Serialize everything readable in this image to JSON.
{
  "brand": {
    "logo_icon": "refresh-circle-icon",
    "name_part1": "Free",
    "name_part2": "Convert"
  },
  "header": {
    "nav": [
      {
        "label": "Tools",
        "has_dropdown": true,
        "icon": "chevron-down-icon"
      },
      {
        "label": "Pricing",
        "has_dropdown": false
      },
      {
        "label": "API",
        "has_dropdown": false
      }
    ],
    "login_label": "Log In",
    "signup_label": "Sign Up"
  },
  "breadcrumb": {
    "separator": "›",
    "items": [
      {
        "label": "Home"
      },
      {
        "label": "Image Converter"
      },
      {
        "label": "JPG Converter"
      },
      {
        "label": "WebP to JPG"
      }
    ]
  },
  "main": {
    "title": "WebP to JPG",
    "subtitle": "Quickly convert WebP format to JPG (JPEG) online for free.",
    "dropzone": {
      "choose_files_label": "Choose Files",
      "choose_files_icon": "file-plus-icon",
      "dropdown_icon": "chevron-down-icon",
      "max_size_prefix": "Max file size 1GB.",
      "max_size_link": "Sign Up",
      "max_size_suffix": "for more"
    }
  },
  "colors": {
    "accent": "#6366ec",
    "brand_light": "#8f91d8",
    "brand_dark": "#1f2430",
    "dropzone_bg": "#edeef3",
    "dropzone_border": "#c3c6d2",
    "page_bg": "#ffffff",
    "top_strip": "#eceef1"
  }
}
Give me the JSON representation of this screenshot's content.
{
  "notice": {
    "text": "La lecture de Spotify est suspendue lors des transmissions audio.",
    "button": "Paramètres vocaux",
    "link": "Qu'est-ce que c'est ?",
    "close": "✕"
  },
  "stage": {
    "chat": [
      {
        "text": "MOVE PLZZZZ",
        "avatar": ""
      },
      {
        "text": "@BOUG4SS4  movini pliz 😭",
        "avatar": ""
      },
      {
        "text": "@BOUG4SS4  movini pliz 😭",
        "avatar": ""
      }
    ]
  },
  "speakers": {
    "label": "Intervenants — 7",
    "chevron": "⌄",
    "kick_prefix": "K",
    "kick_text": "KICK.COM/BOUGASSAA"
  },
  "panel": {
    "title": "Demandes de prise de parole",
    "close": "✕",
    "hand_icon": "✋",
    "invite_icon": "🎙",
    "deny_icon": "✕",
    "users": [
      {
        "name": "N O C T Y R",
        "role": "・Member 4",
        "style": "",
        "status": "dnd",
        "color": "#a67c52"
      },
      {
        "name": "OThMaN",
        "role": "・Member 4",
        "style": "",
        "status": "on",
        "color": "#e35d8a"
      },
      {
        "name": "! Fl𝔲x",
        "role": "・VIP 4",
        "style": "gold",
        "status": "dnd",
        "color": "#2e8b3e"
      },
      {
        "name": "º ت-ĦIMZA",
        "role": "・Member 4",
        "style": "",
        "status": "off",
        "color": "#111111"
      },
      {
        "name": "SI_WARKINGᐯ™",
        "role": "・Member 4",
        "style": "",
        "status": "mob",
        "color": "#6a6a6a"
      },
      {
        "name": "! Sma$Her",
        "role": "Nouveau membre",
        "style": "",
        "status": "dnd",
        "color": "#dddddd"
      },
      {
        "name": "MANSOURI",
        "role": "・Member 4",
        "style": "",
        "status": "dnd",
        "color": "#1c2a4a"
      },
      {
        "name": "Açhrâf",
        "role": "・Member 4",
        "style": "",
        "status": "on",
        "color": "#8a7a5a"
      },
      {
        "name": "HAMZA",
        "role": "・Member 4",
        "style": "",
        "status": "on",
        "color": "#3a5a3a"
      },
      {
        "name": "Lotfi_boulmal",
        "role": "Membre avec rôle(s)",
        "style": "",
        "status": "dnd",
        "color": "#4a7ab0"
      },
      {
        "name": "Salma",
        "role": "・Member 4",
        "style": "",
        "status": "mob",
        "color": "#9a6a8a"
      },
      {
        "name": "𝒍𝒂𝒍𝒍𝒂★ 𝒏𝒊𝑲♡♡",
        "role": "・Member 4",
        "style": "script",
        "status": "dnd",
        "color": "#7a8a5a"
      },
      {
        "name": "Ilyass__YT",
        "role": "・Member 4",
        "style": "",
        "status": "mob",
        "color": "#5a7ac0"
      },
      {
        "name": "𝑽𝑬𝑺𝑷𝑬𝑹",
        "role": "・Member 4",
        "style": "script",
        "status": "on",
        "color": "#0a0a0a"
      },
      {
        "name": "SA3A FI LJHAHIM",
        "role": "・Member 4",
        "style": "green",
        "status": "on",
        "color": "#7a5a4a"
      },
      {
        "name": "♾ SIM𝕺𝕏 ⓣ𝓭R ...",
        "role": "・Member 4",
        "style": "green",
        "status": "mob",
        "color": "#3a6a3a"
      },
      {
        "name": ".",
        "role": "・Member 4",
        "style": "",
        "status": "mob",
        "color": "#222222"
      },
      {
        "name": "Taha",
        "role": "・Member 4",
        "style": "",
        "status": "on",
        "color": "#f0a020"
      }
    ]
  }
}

------------

= Given task =
Pick out the lines that contain "Converter" and copy them.

= Output for this exercise =
        "label": "Image Converter"
        "label": "JPG Converter"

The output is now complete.